Exercise: Reproduce all of the data below without alteration; exclude every picture.

Data to process:
---+---
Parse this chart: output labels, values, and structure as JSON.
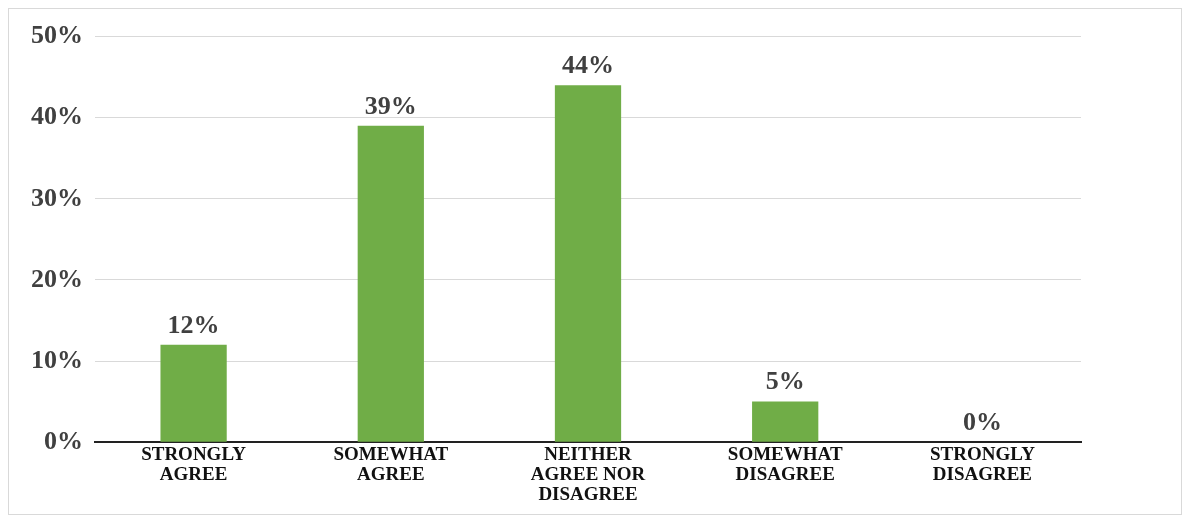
{
  "chart_data": {
    "type": "bar",
    "categories": [
      "STRONGLY AGREE",
      "SOMEWHAT AGREE",
      "NEITHER AGREE NOR DISAGREE",
      "SOMEWHAT DISAGREE",
      "STRONGLY DISAGREE"
    ],
    "values": [
      12,
      39,
      44,
      5,
      0
    ],
    "color": "#70ad47",
    "ylim": [
      0,
      50
    ],
    "yticks": [
      {
        "value": 0,
        "label": "0%"
      },
      {
        "value": 10,
        "label": "10%"
      },
      {
        "value": 20,
        "label": "20%"
      },
      {
        "value": 30,
        "label": "30%"
      },
      {
        "value": 40,
        "label": "40%"
      },
      {
        "value": 50,
        "label": "50%"
      }
    ],
    "value_labels": [
      "12%",
      "39%",
      "44%",
      "5%",
      "0%"
    ],
    "grid": "y",
    "legend": false
  }
}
---+---
Solution to this task:
Parse this chart: output labels, values, and structure as JSON.
{
  "chart_data": {
    "type": "bar",
    "categories": [
      "STRONGLY AGREE",
      "SOMEWHAT AGREE",
      "NEITHER AGREE NOR DISAGREE",
      "SOMEWHAT DISAGREE",
      "STRONGLY DISAGREE"
    ],
    "values": [
      12,
      39,
      44,
      5,
      0
    ],
    "color": "#70ad47",
    "ylim": [
      0,
      50
    ],
    "yticks": [
      {
        "value": 0,
        "label": "0%"
      },
      {
        "value": 10,
        "label": "10%"
      },
      {
        "value": 20,
        "label": "20%"
      },
      {
        "value": 30,
        "label": "30%"
      },
      {
        "value": 40,
        "label": "40%"
      },
      {
        "value": 50,
        "label": "50%"
      }
    ],
    "value_labels": [
      "12%",
      "39%",
      "44%",
      "5%",
      "0%"
    ],
    "grid": "y",
    "legend": false
  }
}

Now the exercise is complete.